→ **EXERCISE AIM**: Determine the number of lines that have the string "name" in them, and give only that number.

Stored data
______

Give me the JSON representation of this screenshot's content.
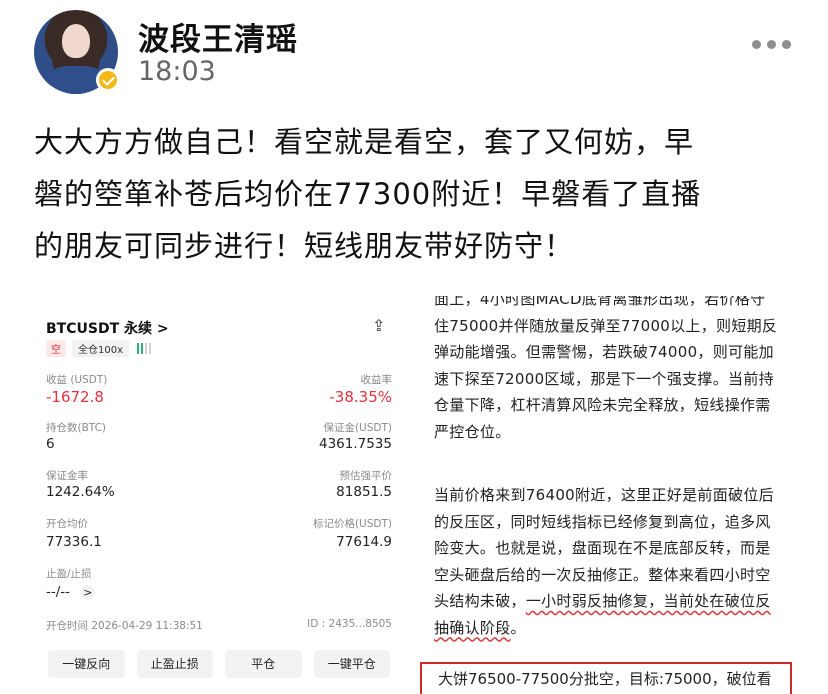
{
  "author": {
    "name": "波段王清瑶",
    "time": "18:03"
  },
  "post": {
    "lines": [
      "大大方方做自己！看空就是看空，套了又何妨，早",
      "磐的箜箪补苍后均价在77300附近！早磐看了直播",
      "的朋友可同步进行！短线朋友带好防守！"
    ]
  },
  "position_card": {
    "symbol": "BTCUSDT 永续",
    "symbol_chevron": ">",
    "side": "空",
    "leverage": "全仓100x",
    "pnl_label": "收益 (USDT)",
    "pnl_value": "-1672.8",
    "roi_label": "收益率",
    "roi_value": "-38.35%",
    "size_label": "持仓数(BTC)",
    "size_value": "6",
    "margin_label": "保证金(USDT)",
    "margin_value": "4361.7535",
    "margin_ratio_label": "保证金率",
    "margin_ratio_value": "1242.64%",
    "liq_label": "预估强平价",
    "liq_value": "81851.5",
    "entry_label": "开仓均价",
    "entry_value": "77336.1",
    "mark_label": "标记价格(USDT)",
    "mark_value": "77614.9",
    "tpsl_label": "止盈/止损",
    "tpsl_value": "--/--",
    "tpsl_chevron": ">",
    "open_time": "开仓时间 2026-04-29 11:38:51",
    "id": "ID : 2435...8505",
    "buttons": [
      "一键反向",
      "止盈止损",
      "平仓",
      "一键平仓"
    ],
    "colors": {
      "negative": "#e2323f",
      "positive": "#2fb37a"
    }
  },
  "analysis": {
    "para1": [
      "面上，4小时图MACD底背离雏形出现，若价格守",
      "住75000并伴随放量反弹至77000以上，则短期反",
      "弹动能增强。但需警惕，若跌破74000，则可能加",
      "速下探至72000区域，那是下一个强支撑。当前持",
      "仓量下降，杠杆清算风险未完全释放，短线操作需",
      "严控仓位。"
    ],
    "para2": [
      "当前价格来到76400附近，这里正好是前面破位后",
      "的反压区，同时短线指标已经修复到高位，追多风",
      "险变大。也就是说，盘面现在不是底部反转，而是",
      "空头砸盘后给的一次反抽修正。整体来看四小时空"
    ],
    "line_tail_a": "头结构未破，",
    "line_tail_b": "一小时弱反抽修复，当前处在破位反",
    "line_last": "抽确认阶段",
    "line_last_end": "。",
    "boxed_line": "大饼76500-77500分批空，目标:75000，破位看"
  }
}
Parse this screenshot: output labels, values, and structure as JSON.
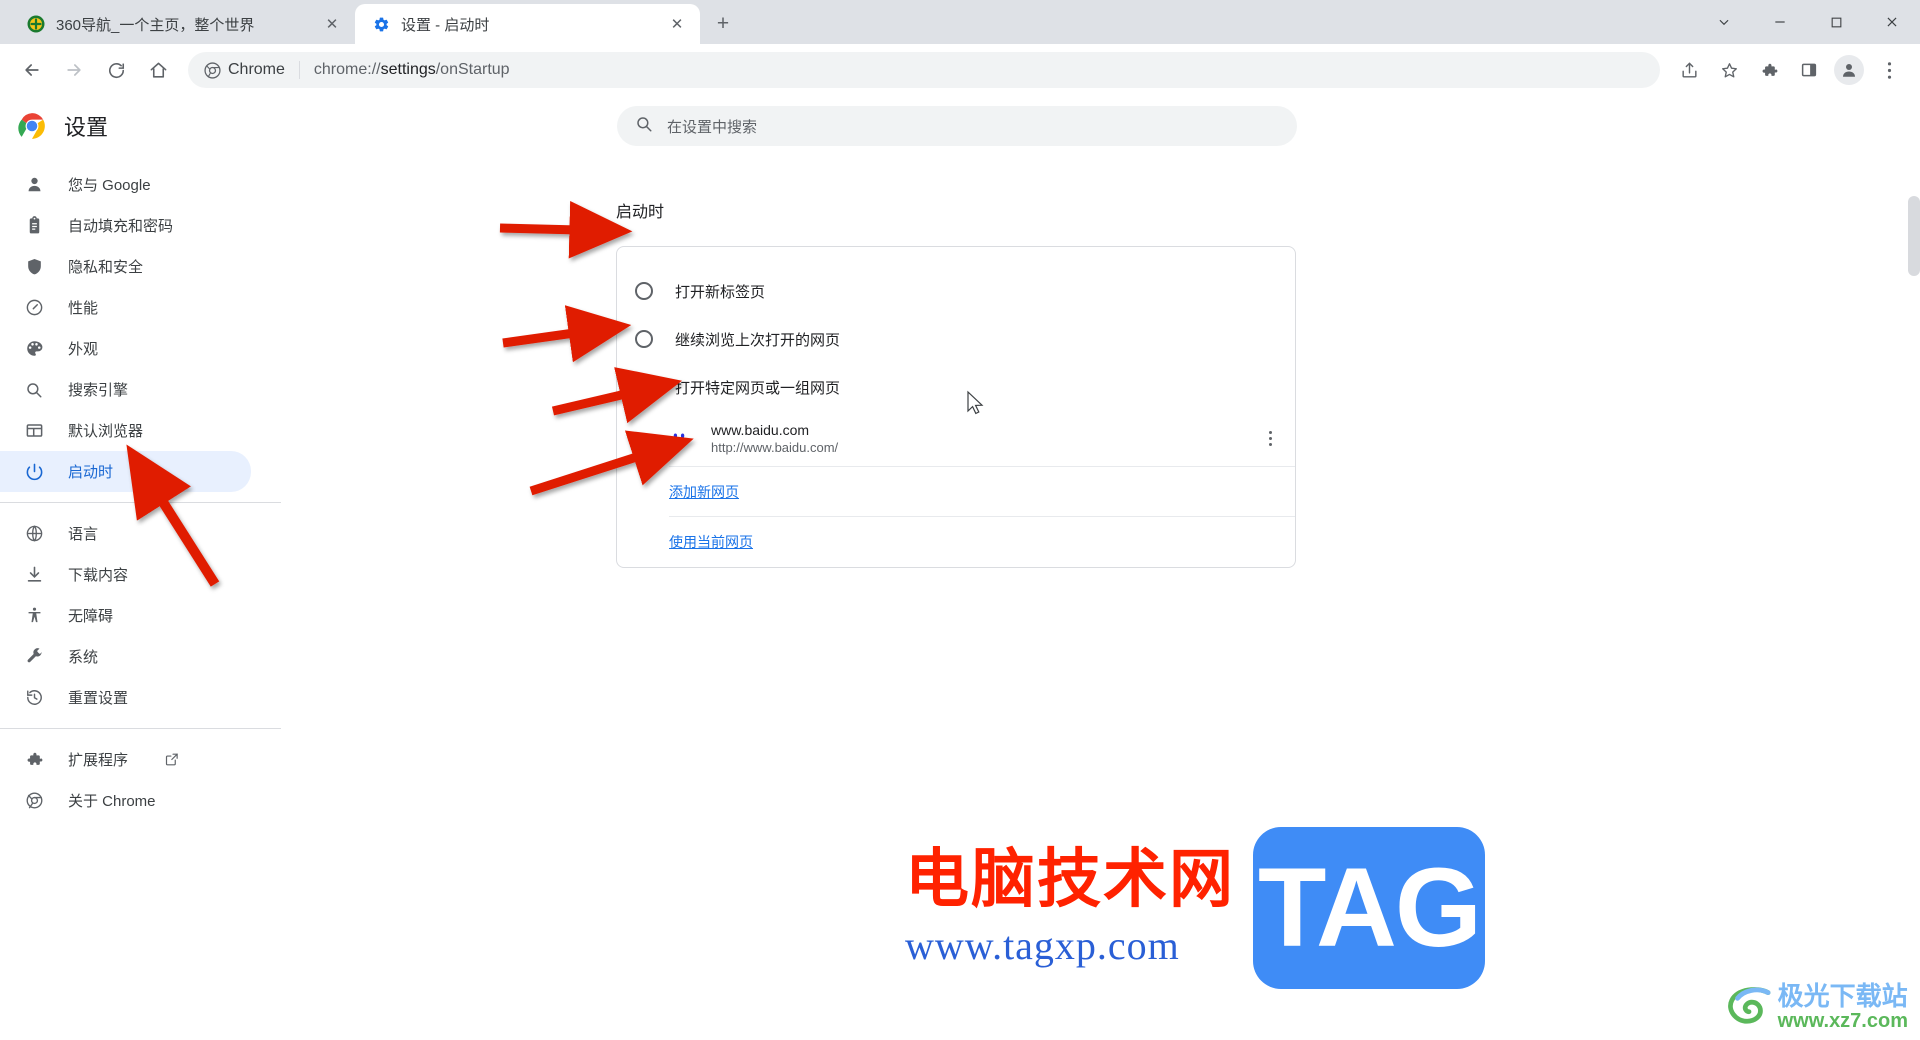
{
  "window": {
    "controls": {
      "minimize_label": "—",
      "maximize_label": "□",
      "close_label": "✕",
      "chevron_label": "∨"
    }
  },
  "tabs": [
    {
      "title": "360导航_一个主页，整个世界",
      "favicon": "360-icon",
      "active": false,
      "close_label": "✕"
    },
    {
      "title": "设置 - 启动时",
      "favicon": "gear-icon",
      "active": true,
      "close_label": "✕"
    }
  ],
  "newtab_label": "+",
  "toolbar": {
    "back_label": "←",
    "forward_label": "→",
    "reload_label": "↻",
    "home_label": "⌂",
    "omnibox": {
      "chip_label": "Chrome",
      "url_scheme": "chrome://",
      "url_host": "settings",
      "url_path": "/onStartup",
      "url_full": "chrome://settings/onStartup"
    },
    "icons": [
      {
        "name": "share-icon"
      },
      {
        "name": "bookmark-star-icon"
      },
      {
        "name": "extensions-puzzle-icon"
      },
      {
        "name": "side-panel-icon"
      },
      {
        "name": "profile-avatar-icon"
      },
      {
        "name": "three-dot-menu-icon"
      }
    ]
  },
  "settings": {
    "brand_title": "设置",
    "search": {
      "placeholder": "在设置中搜索",
      "value": "",
      "icon": "search-icon"
    },
    "sidebar": {
      "items": [
        {
          "label": "您与 Google",
          "icon": "person-icon",
          "selected": false
        },
        {
          "label": "自动填充和密码",
          "icon": "clipboard-icon",
          "selected": false
        },
        {
          "label": "隐私和安全",
          "icon": "shield-icon",
          "selected": false
        },
        {
          "label": "性能",
          "icon": "speedometer-icon",
          "selected": false
        },
        {
          "label": "外观",
          "icon": "palette-icon",
          "selected": false
        },
        {
          "label": "搜索引擎",
          "icon": "search-icon",
          "selected": false
        },
        {
          "label": "默认浏览器",
          "icon": "browser-window-icon",
          "selected": false
        },
        {
          "label": "启动时",
          "icon": "power-icon",
          "selected": true
        }
      ],
      "group2": [
        {
          "label": "语言",
          "icon": "globe-icon"
        },
        {
          "label": "下载内容",
          "icon": "download-icon"
        },
        {
          "label": "无障碍",
          "icon": "accessibility-icon"
        },
        {
          "label": "系统",
          "icon": "wrench-icon"
        },
        {
          "label": "重置设置",
          "icon": "restore-history-icon"
        }
      ],
      "group3": [
        {
          "label": "扩展程序",
          "icon": "puzzle-icon",
          "external": true,
          "external_icon": "open-in-new-icon"
        },
        {
          "label": "关于 Chrome",
          "icon": "chrome-logo-icon",
          "external": false
        }
      ]
    },
    "main": {
      "section_title": "启动时",
      "options": [
        {
          "label": "打开新标签页",
          "checked": false
        },
        {
          "label": "继续浏览上次打开的网页",
          "checked": false
        },
        {
          "label": "打开特定网页或一组网页",
          "checked": true
        }
      ],
      "startup_sites": [
        {
          "name": "www.baidu.com",
          "url": "http://www.baidu.com/",
          "favicon": "baidu-paw-icon",
          "menu_icon": "three-dot-menu-icon"
        }
      ],
      "add_page_link": "添加新网页",
      "use_current_link": "使用当前网页"
    }
  },
  "watermarks": {
    "center": {
      "cn_text": "电脑技术网",
      "url_text": "www.tagxp.com",
      "badge_text": "TAG",
      "cn_color": "#ff2200",
      "url_color": "#2a5fd6",
      "badge_bg": "#3f8cf6"
    },
    "bottom_right": {
      "cn_text": "极光下载站",
      "url_text": "www.xz7.com",
      "cn_color": "#7ab8f5",
      "url_color": "#5bb85b"
    }
  },
  "annotations": {
    "arrow_color": "#e01b00",
    "arrow_count": 4,
    "cursor": "arrow-pointer"
  }
}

______

→ **FINAL RESULT**: 8